— Records for this exercise —
-------------------------

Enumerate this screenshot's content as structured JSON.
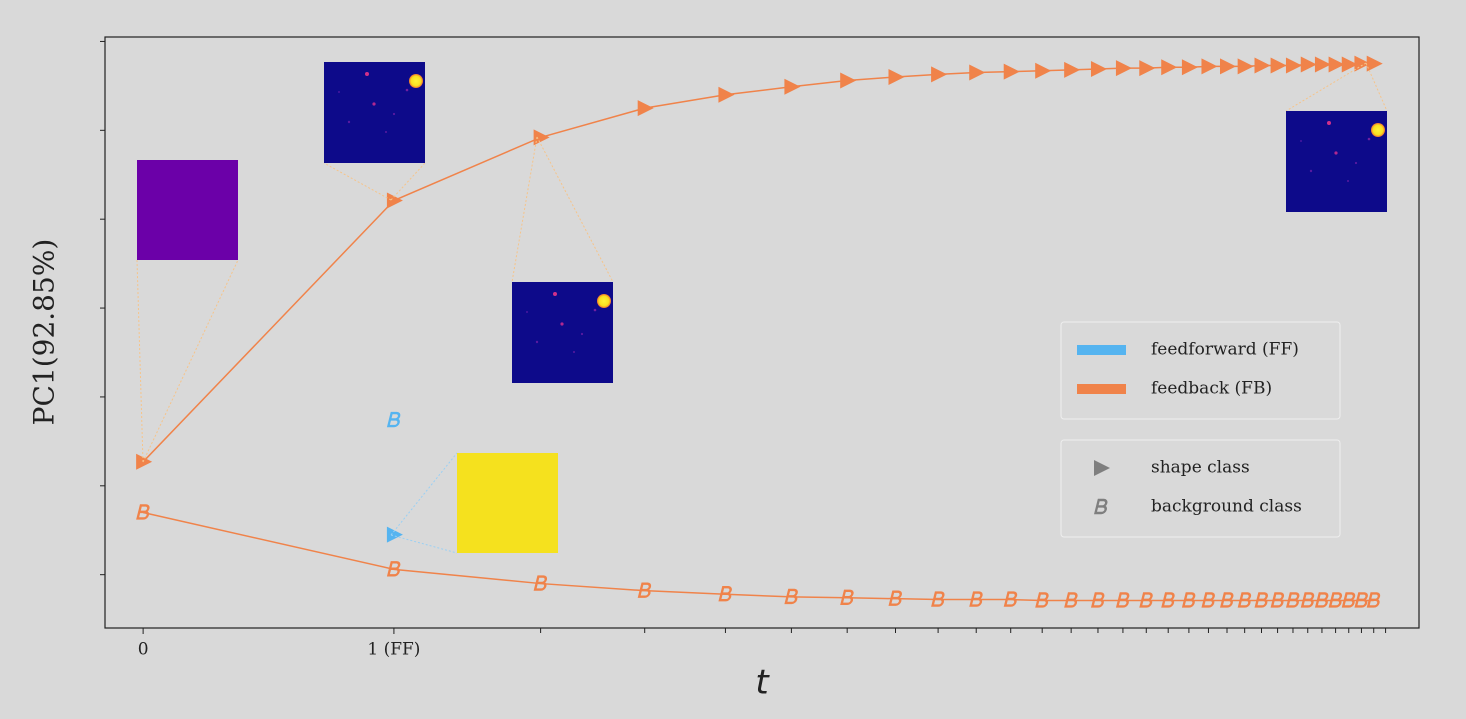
{
  "chart_data": {
    "type": "line",
    "xlabel": "t",
    "ylabel": "PC1(92.85%)",
    "xscale": "log1p",
    "xlim": [
      -0.1,
      33
    ],
    "ylim": [
      -0.6,
      6.05
    ],
    "xticks": [
      0,
      {
        "value": 1,
        "label": "1 (FF)"
      }
    ],
    "xminor_ticks": [
      2,
      3,
      4,
      5,
      6,
      7,
      8,
      9,
      10,
      11,
      12,
      13,
      14,
      15,
      16,
      17,
      18,
      19,
      20,
      21,
      22,
      23,
      24,
      25,
      26,
      27,
      28,
      29,
      30
    ],
    "yticks": [
      0,
      1,
      2,
      3,
      4,
      5,
      6
    ],
    "marker_classes": [
      "shape class",
      "background class"
    ],
    "series": [
      {
        "name": "feedforward (FF)",
        "color": "#55b4f0",
        "x": [
          1
        ],
        "shape": [
          0.45
        ],
        "background": [
          1.74
        ]
      },
      {
        "name": "feedback (FB)",
        "color": "#f0834a",
        "x": [
          0,
          1,
          2,
          3,
          4,
          5,
          6,
          7,
          8,
          9,
          10,
          11,
          12,
          13,
          14,
          15,
          16,
          17,
          18,
          19,
          20,
          21,
          22,
          23,
          24,
          25,
          26,
          27,
          28,
          29
        ],
        "shape": [
          1.27,
          4.21,
          4.92,
          5.25,
          5.4,
          5.49,
          5.56,
          5.6,
          5.63,
          5.65,
          5.66,
          5.67,
          5.68,
          5.69,
          5.7,
          5.7,
          5.71,
          5.71,
          5.72,
          5.72,
          5.72,
          5.73,
          5.73,
          5.73,
          5.74,
          5.74,
          5.74,
          5.74,
          5.75,
          5.75
        ],
        "background": [
          0.7,
          0.06,
          -0.1,
          -0.18,
          -0.22,
          -0.25,
          -0.26,
          -0.27,
          -0.28,
          -0.28,
          -0.28,
          -0.29,
          -0.29,
          -0.29,
          -0.29,
          -0.29,
          -0.29,
          -0.29,
          -0.29,
          -0.29,
          -0.29,
          -0.29,
          -0.29,
          -0.29,
          -0.29,
          -0.29,
          -0.29,
          -0.29,
          -0.29,
          -0.29
        ]
      }
    ]
  }
}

-------------------------

— Instructions for the task —
With the pictures omitted, reproduce the records in full and exactly.

— Result of this task —
Enumerate this screenshot's content as structured JSON.
{
  "chart_data": {
    "type": "line",
    "xlabel": "t",
    "ylabel": "PC1(92.85%)",
    "xscale": "log1p",
    "xlim": [
      -0.1,
      33
    ],
    "ylim": [
      -0.6,
      6.05
    ],
    "xticks": [
      0,
      {
        "value": 1,
        "label": "1 (FF)"
      }
    ],
    "xminor_ticks": [
      2,
      3,
      4,
      5,
      6,
      7,
      8,
      9,
      10,
      11,
      12,
      13,
      14,
      15,
      16,
      17,
      18,
      19,
      20,
      21,
      22,
      23,
      24,
      25,
      26,
      27,
      28,
      29,
      30
    ],
    "yticks": [
      0,
      1,
      2,
      3,
      4,
      5,
      6
    ],
    "marker_classes": [
      "shape class",
      "background class"
    ],
    "series": [
      {
        "name": "feedforward (FF)",
        "color": "#55b4f0",
        "x": [
          1
        ],
        "shape": [
          0.45
        ],
        "background": [
          1.74
        ]
      },
      {
        "name": "feedback (FB)",
        "color": "#f0834a",
        "x": [
          0,
          1,
          2,
          3,
          4,
          5,
          6,
          7,
          8,
          9,
          10,
          11,
          12,
          13,
          14,
          15,
          16,
          17,
          18,
          19,
          20,
          21,
          22,
          23,
          24,
          25,
          26,
          27,
          28,
          29
        ],
        "shape": [
          1.27,
          4.21,
          4.92,
          5.25,
          5.4,
          5.49,
          5.56,
          5.6,
          5.63,
          5.65,
          5.66,
          5.67,
          5.68,
          5.69,
          5.7,
          5.7,
          5.71,
          5.71,
          5.72,
          5.72,
          5.72,
          5.73,
          5.73,
          5.73,
          5.74,
          5.74,
          5.74,
          5.74,
          5.75,
          5.75
        ],
        "background": [
          0.7,
          0.06,
          -0.1,
          -0.18,
          -0.22,
          -0.25,
          -0.26,
          -0.27,
          -0.28,
          -0.28,
          -0.28,
          -0.29,
          -0.29,
          -0.29,
          -0.29,
          -0.29,
          -0.29,
          -0.29,
          -0.29,
          -0.29,
          -0.29,
          -0.29,
          -0.29,
          -0.29,
          -0.29,
          -0.29,
          -0.29,
          -0.29,
          -0.29,
          -0.29
        ]
      }
    ]
  }
}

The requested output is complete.